(Beginning of RECORDED DATA)

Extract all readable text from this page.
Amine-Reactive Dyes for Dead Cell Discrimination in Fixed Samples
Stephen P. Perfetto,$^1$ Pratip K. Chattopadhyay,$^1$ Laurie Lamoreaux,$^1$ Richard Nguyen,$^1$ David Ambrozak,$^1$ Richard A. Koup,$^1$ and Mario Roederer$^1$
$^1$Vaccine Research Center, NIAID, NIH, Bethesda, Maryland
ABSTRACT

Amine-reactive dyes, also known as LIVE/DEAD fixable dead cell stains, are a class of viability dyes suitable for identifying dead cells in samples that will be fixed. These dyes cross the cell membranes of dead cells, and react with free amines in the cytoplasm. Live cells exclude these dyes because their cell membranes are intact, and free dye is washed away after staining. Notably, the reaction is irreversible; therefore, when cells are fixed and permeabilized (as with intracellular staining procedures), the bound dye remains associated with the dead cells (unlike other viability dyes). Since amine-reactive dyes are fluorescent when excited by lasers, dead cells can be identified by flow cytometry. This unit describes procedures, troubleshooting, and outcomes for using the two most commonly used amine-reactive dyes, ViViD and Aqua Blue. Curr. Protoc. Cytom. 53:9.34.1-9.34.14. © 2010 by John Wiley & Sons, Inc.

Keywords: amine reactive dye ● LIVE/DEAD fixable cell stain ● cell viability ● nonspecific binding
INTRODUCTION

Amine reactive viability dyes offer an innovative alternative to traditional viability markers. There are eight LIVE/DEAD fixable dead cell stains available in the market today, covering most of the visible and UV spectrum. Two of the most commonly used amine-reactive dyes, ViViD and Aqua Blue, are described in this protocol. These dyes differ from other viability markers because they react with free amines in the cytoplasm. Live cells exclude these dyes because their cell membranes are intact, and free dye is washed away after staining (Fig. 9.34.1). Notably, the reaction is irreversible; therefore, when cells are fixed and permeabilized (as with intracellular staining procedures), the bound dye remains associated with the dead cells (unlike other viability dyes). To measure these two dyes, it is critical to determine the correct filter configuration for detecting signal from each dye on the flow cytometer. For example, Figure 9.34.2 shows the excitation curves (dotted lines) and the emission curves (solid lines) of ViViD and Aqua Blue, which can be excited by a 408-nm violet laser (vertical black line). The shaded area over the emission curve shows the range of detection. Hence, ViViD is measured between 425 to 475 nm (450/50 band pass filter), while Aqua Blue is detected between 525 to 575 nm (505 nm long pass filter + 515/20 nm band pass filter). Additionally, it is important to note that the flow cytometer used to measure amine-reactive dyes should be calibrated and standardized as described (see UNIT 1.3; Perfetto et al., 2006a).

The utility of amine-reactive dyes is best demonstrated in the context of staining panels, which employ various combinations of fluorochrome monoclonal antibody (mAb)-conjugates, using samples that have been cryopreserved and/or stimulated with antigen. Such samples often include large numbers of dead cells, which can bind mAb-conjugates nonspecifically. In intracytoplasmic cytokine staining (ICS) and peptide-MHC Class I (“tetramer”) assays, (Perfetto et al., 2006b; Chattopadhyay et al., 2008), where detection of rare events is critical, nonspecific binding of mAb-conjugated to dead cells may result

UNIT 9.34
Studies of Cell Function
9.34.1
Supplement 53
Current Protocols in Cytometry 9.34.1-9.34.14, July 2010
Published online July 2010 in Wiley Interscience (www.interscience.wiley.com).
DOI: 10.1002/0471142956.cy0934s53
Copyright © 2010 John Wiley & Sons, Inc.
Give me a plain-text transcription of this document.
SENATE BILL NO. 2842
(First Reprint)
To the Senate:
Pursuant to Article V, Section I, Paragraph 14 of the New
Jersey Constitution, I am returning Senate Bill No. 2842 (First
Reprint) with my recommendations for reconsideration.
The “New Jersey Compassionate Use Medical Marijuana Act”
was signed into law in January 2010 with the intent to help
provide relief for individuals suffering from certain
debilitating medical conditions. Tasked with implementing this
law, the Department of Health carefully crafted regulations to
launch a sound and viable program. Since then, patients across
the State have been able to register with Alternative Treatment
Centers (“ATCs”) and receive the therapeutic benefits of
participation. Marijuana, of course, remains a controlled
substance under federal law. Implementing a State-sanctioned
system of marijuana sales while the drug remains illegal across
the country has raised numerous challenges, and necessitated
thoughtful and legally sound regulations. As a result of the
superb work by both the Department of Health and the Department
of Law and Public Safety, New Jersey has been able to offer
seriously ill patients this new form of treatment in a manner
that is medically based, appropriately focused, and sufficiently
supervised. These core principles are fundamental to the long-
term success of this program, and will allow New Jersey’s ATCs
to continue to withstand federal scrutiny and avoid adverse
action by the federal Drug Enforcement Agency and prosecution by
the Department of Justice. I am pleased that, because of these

(End of RECORDED DATA)

### [TASK DETAILS]
Note each line of the entries that has "federal" in it, and copy those lines.

### [THE COMPLETED TASK]
substance under federal law. Implementing a State-sanctioned
to continue to withstand federal scrutiny and avoid adverse
action by the federal Drug Enforcement Agency and prosecution by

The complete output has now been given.